### SHORT EXERCISE
In the stretch from the start of the material through the line containing "volume-bar [369, 512, 373, 525]", replace "candle-body" with "candlestick-body" and give those lines again with everything else unchanged.

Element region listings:
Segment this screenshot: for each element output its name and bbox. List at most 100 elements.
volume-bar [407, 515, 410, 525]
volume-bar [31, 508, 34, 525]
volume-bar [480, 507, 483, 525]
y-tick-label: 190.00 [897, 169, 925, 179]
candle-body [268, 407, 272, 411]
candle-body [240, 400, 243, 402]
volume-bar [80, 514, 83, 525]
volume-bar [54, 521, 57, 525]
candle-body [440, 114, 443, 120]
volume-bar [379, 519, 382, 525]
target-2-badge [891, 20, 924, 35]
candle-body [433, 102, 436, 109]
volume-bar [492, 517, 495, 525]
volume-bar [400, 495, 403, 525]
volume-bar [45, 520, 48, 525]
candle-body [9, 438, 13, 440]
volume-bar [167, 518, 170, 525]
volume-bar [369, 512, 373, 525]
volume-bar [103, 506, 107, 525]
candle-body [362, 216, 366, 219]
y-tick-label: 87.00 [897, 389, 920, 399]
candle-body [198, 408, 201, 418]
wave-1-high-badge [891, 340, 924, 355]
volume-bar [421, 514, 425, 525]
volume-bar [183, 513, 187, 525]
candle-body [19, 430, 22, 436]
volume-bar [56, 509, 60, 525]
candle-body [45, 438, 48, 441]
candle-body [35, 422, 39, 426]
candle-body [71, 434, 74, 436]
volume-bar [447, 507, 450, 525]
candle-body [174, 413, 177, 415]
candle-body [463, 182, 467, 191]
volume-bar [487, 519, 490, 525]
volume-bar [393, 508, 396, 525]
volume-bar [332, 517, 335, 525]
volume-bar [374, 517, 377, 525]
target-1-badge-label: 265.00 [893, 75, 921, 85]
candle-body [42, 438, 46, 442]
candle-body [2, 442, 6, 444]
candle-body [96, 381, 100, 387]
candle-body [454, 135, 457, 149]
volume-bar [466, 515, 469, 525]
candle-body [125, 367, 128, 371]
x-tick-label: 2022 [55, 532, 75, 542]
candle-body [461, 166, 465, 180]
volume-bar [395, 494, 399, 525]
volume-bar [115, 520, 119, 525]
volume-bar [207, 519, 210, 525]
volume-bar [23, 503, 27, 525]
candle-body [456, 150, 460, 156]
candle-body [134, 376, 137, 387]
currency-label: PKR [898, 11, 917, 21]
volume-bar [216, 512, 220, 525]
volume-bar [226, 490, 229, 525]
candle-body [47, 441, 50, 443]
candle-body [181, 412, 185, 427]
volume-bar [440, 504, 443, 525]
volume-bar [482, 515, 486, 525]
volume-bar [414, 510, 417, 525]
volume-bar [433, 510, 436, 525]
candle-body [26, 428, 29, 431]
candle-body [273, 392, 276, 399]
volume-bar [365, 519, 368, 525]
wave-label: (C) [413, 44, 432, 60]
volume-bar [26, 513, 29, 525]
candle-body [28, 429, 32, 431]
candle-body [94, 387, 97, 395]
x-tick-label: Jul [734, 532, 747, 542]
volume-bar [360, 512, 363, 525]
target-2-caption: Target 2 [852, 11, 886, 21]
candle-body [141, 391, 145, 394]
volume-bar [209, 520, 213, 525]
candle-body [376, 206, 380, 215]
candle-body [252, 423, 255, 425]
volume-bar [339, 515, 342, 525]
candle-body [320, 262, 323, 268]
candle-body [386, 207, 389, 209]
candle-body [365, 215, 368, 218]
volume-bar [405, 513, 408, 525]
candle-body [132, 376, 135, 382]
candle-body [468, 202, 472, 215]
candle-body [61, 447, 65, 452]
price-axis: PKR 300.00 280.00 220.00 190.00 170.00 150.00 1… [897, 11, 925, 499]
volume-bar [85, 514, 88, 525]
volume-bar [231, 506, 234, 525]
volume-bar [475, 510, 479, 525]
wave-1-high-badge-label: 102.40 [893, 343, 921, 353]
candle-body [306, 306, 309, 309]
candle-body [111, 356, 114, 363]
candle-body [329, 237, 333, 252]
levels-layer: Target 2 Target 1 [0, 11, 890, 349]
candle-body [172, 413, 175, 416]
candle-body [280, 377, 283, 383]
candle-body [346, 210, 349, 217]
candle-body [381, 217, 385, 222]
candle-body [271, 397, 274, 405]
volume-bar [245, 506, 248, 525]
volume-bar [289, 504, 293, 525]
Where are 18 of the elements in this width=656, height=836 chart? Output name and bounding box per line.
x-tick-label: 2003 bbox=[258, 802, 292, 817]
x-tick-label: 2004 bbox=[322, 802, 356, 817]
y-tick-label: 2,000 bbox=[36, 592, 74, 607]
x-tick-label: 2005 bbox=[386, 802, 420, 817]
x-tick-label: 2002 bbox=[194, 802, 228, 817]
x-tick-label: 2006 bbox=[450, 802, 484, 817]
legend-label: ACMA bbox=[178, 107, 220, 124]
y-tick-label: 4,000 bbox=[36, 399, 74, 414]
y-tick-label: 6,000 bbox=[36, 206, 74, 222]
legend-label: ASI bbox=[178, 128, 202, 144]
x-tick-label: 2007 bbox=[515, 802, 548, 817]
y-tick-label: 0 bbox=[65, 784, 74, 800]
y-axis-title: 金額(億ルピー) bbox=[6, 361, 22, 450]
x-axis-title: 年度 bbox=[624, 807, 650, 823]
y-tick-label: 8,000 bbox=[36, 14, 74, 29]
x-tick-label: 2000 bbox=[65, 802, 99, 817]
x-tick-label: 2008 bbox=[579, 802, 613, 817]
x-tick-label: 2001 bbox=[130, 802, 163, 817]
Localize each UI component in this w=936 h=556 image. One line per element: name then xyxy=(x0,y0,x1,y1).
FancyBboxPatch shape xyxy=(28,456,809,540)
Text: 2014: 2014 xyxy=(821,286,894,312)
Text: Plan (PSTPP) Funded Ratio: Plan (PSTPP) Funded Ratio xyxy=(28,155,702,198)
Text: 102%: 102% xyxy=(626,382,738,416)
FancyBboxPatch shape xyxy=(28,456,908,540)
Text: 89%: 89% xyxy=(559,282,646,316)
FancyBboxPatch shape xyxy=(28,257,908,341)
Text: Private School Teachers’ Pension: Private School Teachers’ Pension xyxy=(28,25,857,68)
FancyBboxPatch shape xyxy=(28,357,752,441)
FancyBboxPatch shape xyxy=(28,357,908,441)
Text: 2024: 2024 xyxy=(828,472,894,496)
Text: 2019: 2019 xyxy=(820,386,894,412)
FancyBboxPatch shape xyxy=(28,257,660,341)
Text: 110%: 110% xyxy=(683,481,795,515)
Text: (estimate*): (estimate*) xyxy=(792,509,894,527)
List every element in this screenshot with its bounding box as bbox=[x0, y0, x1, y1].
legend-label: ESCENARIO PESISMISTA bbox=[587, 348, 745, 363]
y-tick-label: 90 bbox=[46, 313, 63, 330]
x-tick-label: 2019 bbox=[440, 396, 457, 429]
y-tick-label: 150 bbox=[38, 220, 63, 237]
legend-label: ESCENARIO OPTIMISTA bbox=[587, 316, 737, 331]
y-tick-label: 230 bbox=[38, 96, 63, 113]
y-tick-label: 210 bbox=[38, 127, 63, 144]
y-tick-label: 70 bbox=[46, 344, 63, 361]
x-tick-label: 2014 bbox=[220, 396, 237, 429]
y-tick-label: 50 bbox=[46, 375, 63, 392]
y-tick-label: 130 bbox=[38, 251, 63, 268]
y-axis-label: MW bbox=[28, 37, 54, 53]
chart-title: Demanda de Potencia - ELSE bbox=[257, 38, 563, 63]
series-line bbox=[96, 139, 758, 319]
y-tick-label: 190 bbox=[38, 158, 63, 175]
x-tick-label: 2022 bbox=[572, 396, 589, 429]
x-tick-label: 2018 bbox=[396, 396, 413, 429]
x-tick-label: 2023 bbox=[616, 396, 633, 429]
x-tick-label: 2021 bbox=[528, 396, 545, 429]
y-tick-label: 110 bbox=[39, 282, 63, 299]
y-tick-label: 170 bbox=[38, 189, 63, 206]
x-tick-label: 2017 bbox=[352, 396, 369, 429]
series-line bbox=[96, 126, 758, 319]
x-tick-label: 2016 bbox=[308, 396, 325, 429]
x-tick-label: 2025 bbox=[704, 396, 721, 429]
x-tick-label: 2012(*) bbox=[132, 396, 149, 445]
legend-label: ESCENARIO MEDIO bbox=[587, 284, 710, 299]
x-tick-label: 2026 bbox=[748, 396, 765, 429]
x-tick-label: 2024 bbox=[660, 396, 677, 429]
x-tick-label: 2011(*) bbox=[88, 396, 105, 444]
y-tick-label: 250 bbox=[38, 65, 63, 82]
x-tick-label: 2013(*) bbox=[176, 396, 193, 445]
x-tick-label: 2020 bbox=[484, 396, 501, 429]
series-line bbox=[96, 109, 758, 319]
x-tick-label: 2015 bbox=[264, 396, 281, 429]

### ANSWER TO THIS EXERCISE
Segment this screenshot: for each element output its name and bbox. List at most 100 elements.
volume-bar [407, 515, 410, 525]
volume-bar [31, 508, 34, 525]
volume-bar [480, 507, 483, 525]
y-tick-label: 190.00 [897, 169, 925, 179]
candlestick-body [268, 407, 272, 411]
candlestick-body [240, 400, 243, 402]
volume-bar [80, 514, 83, 525]
volume-bar [54, 521, 57, 525]
candlestick-body [440, 114, 443, 120]
volume-bar [379, 519, 382, 525]
target-2-badge [891, 20, 924, 35]
candlestick-body [433, 102, 436, 109]
volume-bar [492, 517, 495, 525]
volume-bar [400, 495, 403, 525]
volume-bar [45, 520, 48, 525]
candlestick-body [9, 438, 13, 440]
volume-bar [167, 518, 170, 525]
volume-bar [369, 512, 373, 525]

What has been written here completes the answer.